======== Excerpted data

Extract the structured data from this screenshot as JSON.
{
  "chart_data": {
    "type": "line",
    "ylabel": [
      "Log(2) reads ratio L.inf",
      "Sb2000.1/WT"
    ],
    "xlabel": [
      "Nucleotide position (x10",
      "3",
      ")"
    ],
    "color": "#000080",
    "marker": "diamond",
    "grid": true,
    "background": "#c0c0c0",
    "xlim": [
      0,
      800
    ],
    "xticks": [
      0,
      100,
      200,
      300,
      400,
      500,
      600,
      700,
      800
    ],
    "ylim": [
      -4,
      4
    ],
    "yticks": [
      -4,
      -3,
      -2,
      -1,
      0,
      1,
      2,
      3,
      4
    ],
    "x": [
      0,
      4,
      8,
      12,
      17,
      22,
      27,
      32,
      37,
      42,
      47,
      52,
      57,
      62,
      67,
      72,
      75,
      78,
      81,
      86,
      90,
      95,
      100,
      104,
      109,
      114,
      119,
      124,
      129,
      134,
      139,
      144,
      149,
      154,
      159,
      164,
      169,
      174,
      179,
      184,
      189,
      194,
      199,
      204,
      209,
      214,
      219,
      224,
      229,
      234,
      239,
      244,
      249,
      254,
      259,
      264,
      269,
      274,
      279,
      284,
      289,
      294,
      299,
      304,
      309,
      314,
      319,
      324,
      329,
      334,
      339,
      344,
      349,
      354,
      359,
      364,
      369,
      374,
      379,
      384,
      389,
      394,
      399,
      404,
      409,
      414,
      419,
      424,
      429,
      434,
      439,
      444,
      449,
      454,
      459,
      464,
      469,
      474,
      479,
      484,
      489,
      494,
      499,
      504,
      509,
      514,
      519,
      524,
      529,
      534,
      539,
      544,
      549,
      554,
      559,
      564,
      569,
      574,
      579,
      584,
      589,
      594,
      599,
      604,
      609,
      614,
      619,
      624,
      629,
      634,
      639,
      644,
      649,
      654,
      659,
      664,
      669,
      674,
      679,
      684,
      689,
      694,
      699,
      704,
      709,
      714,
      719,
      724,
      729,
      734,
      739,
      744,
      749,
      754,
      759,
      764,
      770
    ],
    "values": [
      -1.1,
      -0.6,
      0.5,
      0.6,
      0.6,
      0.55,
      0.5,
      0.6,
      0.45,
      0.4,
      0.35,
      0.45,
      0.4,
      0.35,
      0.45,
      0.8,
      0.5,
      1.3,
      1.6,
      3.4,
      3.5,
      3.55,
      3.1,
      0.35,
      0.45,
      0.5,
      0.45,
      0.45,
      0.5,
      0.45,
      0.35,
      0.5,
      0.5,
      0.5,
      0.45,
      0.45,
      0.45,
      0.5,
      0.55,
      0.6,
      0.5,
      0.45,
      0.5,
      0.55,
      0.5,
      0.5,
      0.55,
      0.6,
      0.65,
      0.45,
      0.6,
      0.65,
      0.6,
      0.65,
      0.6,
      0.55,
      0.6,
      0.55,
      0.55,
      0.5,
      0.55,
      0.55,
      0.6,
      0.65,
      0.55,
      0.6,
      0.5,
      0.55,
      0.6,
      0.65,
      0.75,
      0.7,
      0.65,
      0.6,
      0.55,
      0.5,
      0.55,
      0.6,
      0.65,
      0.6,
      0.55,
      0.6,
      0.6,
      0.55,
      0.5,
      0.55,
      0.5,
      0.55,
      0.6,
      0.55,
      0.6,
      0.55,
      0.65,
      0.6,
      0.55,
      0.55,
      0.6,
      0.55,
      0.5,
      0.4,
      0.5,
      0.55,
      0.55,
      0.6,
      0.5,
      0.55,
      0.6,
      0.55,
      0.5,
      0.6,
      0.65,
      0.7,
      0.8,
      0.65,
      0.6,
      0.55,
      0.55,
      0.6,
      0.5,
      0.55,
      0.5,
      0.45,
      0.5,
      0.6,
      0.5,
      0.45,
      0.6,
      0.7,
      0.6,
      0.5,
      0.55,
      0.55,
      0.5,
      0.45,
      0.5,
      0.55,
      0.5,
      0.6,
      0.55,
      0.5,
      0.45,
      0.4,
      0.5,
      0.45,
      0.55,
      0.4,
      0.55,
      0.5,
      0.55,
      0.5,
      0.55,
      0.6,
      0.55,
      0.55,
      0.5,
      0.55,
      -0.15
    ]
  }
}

================

• Given task: Type out the material again exactly as presented.

• Expected output:
Extract the structured data from this screenshot as JSON.
{
  "chart_data": {
    "type": "line",
    "ylabel": [
      "Log(2) reads ratio L.inf",
      "Sb2000.1/WT"
    ],
    "xlabel": [
      "Nucleotide position (x10",
      "3",
      ")"
    ],
    "color": "#000080",
    "marker": "diamond",
    "grid": true,
    "background": "#c0c0c0",
    "xlim": [
      0,
      800
    ],
    "xticks": [
      0,
      100,
      200,
      300,
      400,
      500,
      600,
      700,
      800
    ],
    "ylim": [
      -4,
      4
    ],
    "yticks": [
      -4,
      -3,
      -2,
      -1,
      0,
      1,
      2,
      3,
      4
    ],
    "x": [
      0,
      4,
      8,
      12,
      17,
      22,
      27,
      32,
      37,
      42,
      47,
      52,
      57,
      62,
      67,
      72,
      75,
      78,
      81,
      86,
      90,
      95,
      100,
      104,
      109,
      114,
      119,
      124,
      129,
      134,
      139,
      144,
      149,
      154,
      159,
      164,
      169,
      174,
      179,
      184,
      189,
      194,
      199,
      204,
      209,
      214,
      219,
      224,
      229,
      234,
      239,
      244,
      249,
      254,
      259,
      264,
      269,
      274,
      279,
      284,
      289,
      294,
      299,
      304,
      309,
      314,
      319,
      324,
      329,
      334,
      339,
      344,
      349,
      354,
      359,
      364,
      369,
      374,
      379,
      384,
      389,
      394,
      399,
      404,
      409,
      414,
      419,
      424,
      429,
      434,
      439,
      444,
      449,
      454,
      459,
      464,
      469,
      474,
      479,
      484,
      489,
      494,
      499,
      504,
      509,
      514,
      519,
      524,
      529,
      534,
      539,
      544,
      549,
      554,
      559,
      564,
      569,
      574,
      579,
      584,
      589,
      594,
      599,
      604,
      609,
      614,
      619,
      624,
      629,
      634,
      639,
      644,
      649,
      654,
      659,
      664,
      669,
      674,
      679,
      684,
      689,
      694,
      699,
      704,
      709,
      714,
      719,
      724,
      729,
      734,
      739,
      744,
      749,
      754,
      759,
      764,
      770
    ],
    "values": [
      -1.1,
      -0.6,
      0.5,
      0.6,
      0.6,
      0.55,
      0.5,
      0.6,
      0.45,
      0.4,
      0.35,
      0.45,
      0.4,
      0.35,
      0.45,
      0.8,
      0.5,
      1.3,
      1.6,
      3.4,
      3.5,
      3.55,
      3.1,
      0.35,
      0.45,
      0.5,
      0.45,
      0.45,
      0.5,
      0.45,
      0.35,
      0.5,
      0.5,
      0.5,
      0.45,
      0.45,
      0.45,
      0.5,
      0.55,
      0.6,
      0.5,
      0.45,
      0.5,
      0.55,
      0.5,
      0.5,
      0.55,
      0.6,
      0.65,
      0.45,
      0.6,
      0.65,
      0.6,
      0.65,
      0.6,
      0.55,
      0.6,
      0.55,
      0.55,
      0.5,
      0.55,
      0.55,
      0.6,
      0.65,
      0.55,
      0.6,
      0.5,
      0.55,
      0.6,
      0.65,
      0.75,
      0.7,
      0.65,
      0.6,
      0.55,
      0.5,
      0.55,
      0.6,
      0.65,
      0.6,
      0.55,
      0.6,
      0.6,
      0.55,
      0.5,
      0.55,
      0.5,
      0.55,
      0.6,
      0.55,
      0.6,
      0.55,
      0.65,
      0.6,
      0.55,
      0.55,
      0.6,
      0.55,
      0.5,
      0.4,
      0.5,
      0.55,
      0.55,
      0.6,
      0.5,
      0.55,
      0.6,
      0.55,
      0.5,
      0.6,
      0.65,
      0.7,
      0.8,
      0.65,
      0.6,
      0.55,
      0.55,
      0.6,
      0.5,
      0.55,
      0.5,
      0.45,
      0.5,
      0.6,
      0.5,
      0.45,
      0.6,
      0.7,
      0.6,
      0.5,
      0.55,
      0.55,
      0.5,
      0.45,
      0.5,
      0.55,
      0.5,
      0.6,
      0.55,
      0.5,
      0.45,
      0.4,
      0.5,
      0.45,
      0.55,
      0.4,
      0.55,
      0.5,
      0.55,
      0.5,
      0.55,
      0.6,
      0.55,
      0.55,
      0.5,
      0.55,
      -0.15
    ]
  }
}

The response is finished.